- **EXERCISE DETAILS**: Write out all of the entries exactly, please.

Stored data:

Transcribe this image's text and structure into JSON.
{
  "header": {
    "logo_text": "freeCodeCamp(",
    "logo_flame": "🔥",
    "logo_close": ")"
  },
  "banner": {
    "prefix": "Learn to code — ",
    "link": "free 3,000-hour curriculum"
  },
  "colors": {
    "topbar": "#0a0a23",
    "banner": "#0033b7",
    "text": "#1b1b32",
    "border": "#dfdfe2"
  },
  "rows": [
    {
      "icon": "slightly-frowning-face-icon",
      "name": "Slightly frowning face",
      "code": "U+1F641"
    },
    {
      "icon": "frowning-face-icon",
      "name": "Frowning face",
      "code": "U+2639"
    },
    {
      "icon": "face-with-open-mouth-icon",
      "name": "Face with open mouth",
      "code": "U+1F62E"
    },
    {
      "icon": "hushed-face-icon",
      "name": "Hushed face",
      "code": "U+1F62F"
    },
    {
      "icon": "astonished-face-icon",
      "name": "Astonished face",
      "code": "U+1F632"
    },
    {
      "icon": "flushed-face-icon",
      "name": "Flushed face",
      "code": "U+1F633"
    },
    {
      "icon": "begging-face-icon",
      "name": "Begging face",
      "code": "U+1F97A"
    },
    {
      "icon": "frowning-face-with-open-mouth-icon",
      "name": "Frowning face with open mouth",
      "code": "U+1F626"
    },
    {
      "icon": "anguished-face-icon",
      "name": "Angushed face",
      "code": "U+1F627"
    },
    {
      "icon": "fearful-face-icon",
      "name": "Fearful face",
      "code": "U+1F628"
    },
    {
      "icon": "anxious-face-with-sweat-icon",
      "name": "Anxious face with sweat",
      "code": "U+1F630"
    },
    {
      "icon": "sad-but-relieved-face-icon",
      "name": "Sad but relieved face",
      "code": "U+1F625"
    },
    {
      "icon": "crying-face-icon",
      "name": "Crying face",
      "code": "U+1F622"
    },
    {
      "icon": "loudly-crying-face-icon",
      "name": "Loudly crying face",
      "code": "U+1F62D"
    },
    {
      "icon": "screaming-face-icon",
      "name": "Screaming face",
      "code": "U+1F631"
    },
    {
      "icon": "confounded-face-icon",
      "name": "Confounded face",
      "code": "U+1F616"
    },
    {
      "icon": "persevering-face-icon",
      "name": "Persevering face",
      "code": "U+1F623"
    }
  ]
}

- **OUTPUT**:
Transcribe this image's text and structure into JSON.
{
  "header": {
    "logo_text": "freeCodeCamp(",
    "logo_flame": "🔥",
    "logo_close": ")"
  },
  "banner": {
    "prefix": "Learn to code — ",
    "link": "free 3,000-hour curriculum"
  },
  "colors": {
    "topbar": "#0a0a23",
    "banner": "#0033b7",
    "text": "#1b1b32",
    "border": "#dfdfe2"
  },
  "rows": [
    {
      "icon": "slightly-frowning-face-icon",
      "name": "Slightly frowning face",
      "code": "U+1F641"
    },
    {
      "icon": "frowning-face-icon",
      "name": "Frowning face",
      "code": "U+2639"
    },
    {
      "icon": "face-with-open-mouth-icon",
      "name": "Face with open mouth",
      "code": "U+1F62E"
    },
    {
      "icon": "hushed-face-icon",
      "name": "Hushed face",
      "code": "U+1F62F"
    },
    {
      "icon": "astonished-face-icon",
      "name": "Astonished face",
      "code": "U+1F632"
    },
    {
      "icon": "flushed-face-icon",
      "name": "Flushed face",
      "code": "U+1F633"
    },
    {
      "icon": "begging-face-icon",
      "name": "Begging face",
      "code": "U+1F97A"
    },
    {
      "icon": "frowning-face-with-open-mouth-icon",
      "name": "Frowning face with open mouth",
      "code": "U+1F626"
    },
    {
      "icon": "anguished-face-icon",
      "name": "Angushed face",
      "code": "U+1F627"
    },
    {
      "icon": "fearful-face-icon",
      "name": "Fearful face",
      "code": "U+1F628"
    },
    {
      "icon": "anxious-face-with-sweat-icon",
      "name": "Anxious face with sweat",
      "code": "U+1F630"
    },
    {
      "icon": "sad-but-relieved-face-icon",
      "name": "Sad but relieved face",
      "code": "U+1F625"
    },
    {
      "icon": "crying-face-icon",
      "name": "Crying face",
      "code": "U+1F622"
    },
    {
      "icon": "loudly-crying-face-icon",
      "name": "Loudly crying face",
      "code": "U+1F62D"
    },
    {
      "icon": "screaming-face-icon",
      "name": "Screaming face",
      "code": "U+1F631"
    },
    {
      "icon": "confounded-face-icon",
      "name": "Confounded face",
      "code": "U+1F616"
    },
    {
      "icon": "persevering-face-icon",
      "name": "Persevering face",
      "code": "U+1F623"
    }
  ]
}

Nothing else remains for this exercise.